Determine how many lines of the records include "purchases", and answer with the number alone.

--------------------

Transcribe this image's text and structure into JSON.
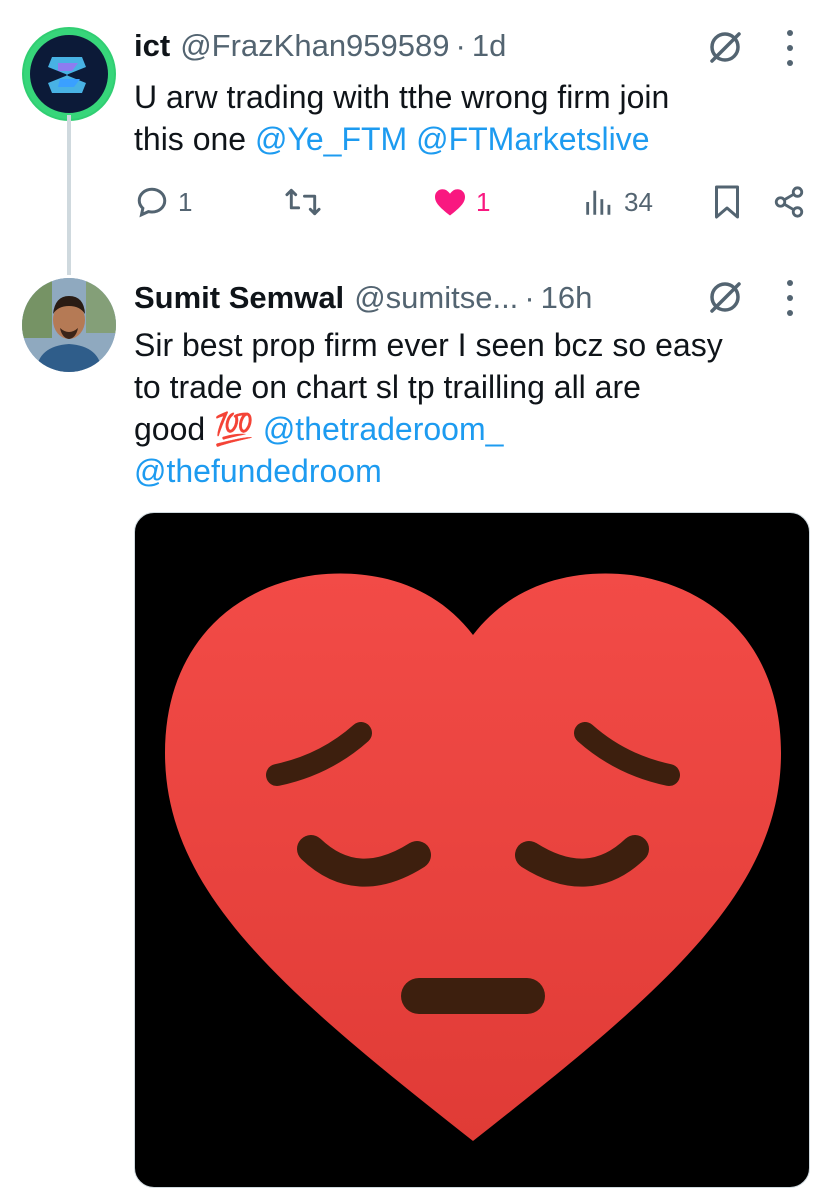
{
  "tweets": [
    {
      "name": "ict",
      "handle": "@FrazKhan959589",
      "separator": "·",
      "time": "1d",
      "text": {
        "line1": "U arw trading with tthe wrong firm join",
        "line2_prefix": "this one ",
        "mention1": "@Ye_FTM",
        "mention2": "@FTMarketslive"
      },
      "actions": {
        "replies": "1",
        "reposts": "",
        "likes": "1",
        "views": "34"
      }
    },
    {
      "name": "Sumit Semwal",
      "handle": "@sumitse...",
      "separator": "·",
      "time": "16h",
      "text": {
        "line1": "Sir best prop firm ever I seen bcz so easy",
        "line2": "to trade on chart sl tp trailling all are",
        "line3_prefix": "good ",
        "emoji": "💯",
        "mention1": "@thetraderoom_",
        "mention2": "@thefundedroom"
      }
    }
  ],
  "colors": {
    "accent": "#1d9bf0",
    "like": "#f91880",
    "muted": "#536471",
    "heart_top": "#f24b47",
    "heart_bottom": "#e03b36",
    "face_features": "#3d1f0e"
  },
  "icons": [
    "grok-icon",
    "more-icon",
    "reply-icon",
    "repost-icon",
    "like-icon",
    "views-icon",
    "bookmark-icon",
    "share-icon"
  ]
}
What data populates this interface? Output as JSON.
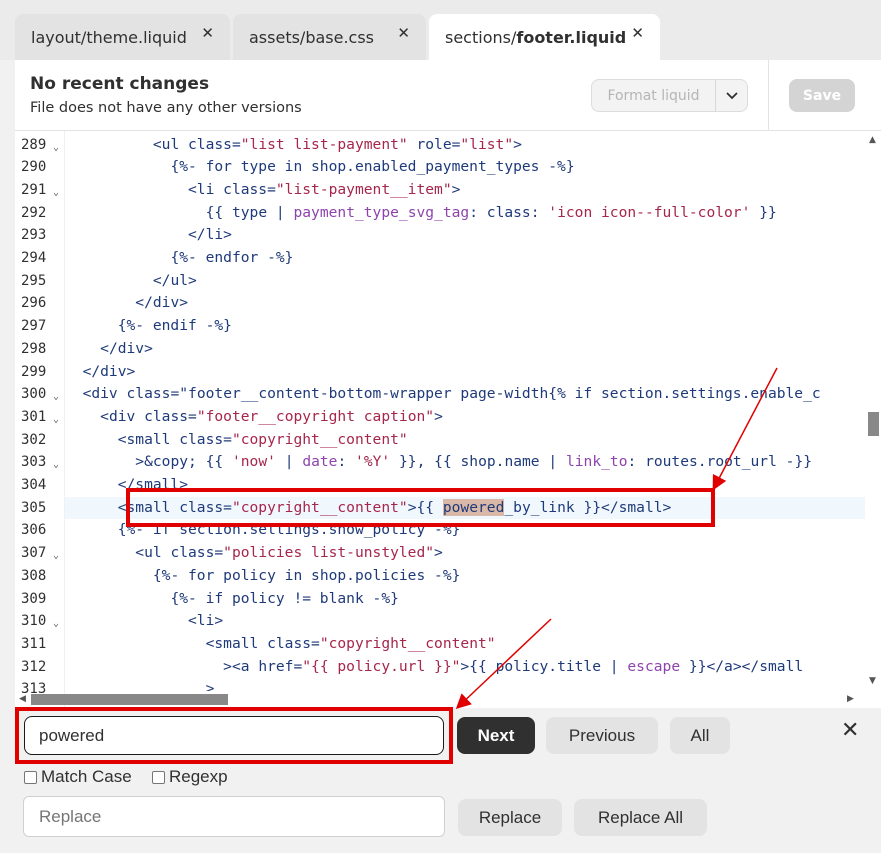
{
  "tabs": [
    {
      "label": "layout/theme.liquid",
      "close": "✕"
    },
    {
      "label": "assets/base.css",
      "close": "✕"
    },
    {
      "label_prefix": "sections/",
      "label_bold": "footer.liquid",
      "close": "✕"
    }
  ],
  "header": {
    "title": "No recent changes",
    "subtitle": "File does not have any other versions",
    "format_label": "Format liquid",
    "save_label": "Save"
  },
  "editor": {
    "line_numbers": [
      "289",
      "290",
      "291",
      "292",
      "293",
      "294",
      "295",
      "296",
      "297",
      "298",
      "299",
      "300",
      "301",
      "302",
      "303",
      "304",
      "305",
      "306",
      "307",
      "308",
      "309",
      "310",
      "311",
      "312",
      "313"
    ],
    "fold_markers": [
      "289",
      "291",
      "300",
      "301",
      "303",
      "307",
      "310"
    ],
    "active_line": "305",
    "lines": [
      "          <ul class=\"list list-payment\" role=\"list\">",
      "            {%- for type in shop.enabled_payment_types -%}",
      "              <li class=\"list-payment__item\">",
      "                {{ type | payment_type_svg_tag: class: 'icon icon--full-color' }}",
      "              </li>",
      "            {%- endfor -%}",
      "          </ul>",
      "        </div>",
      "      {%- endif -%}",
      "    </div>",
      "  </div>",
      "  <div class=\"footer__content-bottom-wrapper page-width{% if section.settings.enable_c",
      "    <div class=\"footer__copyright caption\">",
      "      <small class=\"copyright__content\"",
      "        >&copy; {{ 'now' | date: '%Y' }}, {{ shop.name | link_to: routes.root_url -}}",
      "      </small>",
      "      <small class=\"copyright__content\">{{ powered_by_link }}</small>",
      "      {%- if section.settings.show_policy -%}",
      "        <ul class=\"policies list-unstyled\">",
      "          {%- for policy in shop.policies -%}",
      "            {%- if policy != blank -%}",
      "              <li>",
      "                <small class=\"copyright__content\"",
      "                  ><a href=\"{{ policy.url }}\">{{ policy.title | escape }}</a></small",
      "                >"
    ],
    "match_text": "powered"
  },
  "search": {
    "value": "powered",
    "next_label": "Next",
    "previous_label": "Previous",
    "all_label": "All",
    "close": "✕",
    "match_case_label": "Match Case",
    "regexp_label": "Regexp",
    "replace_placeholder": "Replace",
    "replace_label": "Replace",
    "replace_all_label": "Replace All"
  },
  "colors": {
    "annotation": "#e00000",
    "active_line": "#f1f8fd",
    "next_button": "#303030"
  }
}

--------------------

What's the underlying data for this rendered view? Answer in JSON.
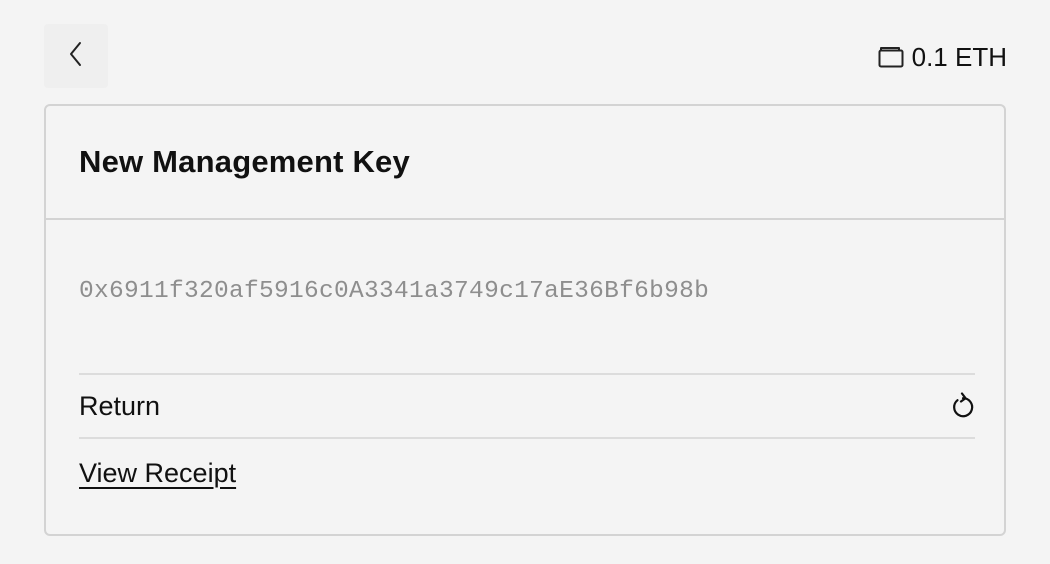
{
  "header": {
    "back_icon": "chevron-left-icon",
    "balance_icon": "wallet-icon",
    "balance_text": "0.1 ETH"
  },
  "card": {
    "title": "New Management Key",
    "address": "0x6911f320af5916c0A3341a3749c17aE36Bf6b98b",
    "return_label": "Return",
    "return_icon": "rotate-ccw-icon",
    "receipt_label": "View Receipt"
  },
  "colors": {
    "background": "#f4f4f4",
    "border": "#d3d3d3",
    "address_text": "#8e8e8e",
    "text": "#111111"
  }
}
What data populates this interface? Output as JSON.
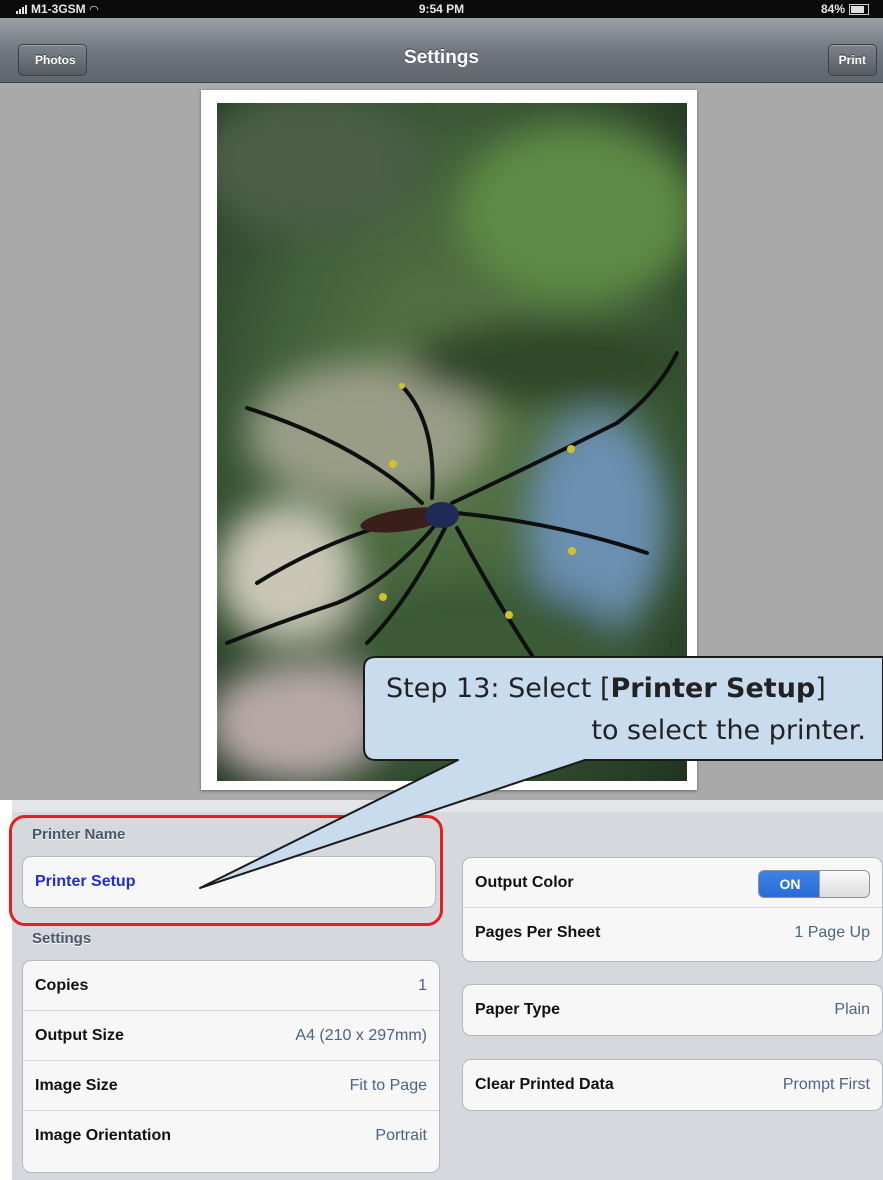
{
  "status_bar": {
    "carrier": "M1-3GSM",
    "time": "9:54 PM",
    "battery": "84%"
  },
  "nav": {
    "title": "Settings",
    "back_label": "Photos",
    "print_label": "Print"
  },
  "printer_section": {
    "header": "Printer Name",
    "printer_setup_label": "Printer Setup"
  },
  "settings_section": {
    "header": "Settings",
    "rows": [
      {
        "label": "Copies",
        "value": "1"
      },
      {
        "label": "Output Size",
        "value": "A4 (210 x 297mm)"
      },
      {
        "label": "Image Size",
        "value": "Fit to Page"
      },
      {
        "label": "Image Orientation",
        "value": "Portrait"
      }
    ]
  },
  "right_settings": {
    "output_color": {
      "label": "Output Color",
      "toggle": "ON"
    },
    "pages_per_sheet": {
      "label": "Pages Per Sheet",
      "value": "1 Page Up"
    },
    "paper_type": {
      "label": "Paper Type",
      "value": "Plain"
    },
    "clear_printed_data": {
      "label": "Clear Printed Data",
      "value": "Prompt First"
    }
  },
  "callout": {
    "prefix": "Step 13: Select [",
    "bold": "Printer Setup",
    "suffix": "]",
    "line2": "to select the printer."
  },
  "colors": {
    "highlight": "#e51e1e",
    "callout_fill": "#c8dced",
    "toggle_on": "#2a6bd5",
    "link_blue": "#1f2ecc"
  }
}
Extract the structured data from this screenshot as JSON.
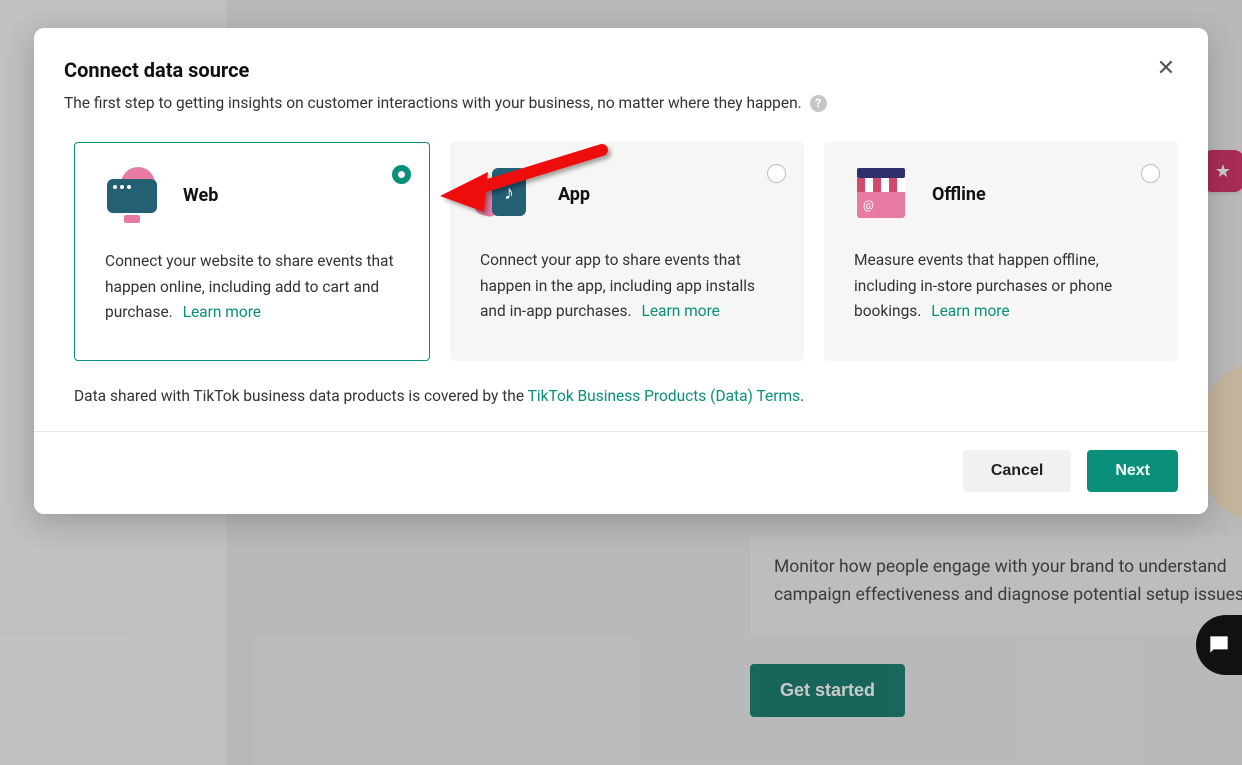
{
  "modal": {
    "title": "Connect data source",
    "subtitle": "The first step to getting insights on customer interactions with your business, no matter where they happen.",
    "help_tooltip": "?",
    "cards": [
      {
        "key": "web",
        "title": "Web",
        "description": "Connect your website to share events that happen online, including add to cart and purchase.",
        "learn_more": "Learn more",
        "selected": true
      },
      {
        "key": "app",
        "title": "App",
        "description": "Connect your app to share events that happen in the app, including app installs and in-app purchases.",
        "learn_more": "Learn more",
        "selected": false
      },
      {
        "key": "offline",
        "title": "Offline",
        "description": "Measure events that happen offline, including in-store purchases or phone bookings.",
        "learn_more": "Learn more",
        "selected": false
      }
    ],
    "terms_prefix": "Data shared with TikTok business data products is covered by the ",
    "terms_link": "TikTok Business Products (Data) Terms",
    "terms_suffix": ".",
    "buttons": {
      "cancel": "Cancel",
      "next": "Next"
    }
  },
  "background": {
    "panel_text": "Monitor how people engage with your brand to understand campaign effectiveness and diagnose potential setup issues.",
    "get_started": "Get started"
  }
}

--------------------

§ THE RESULT:
2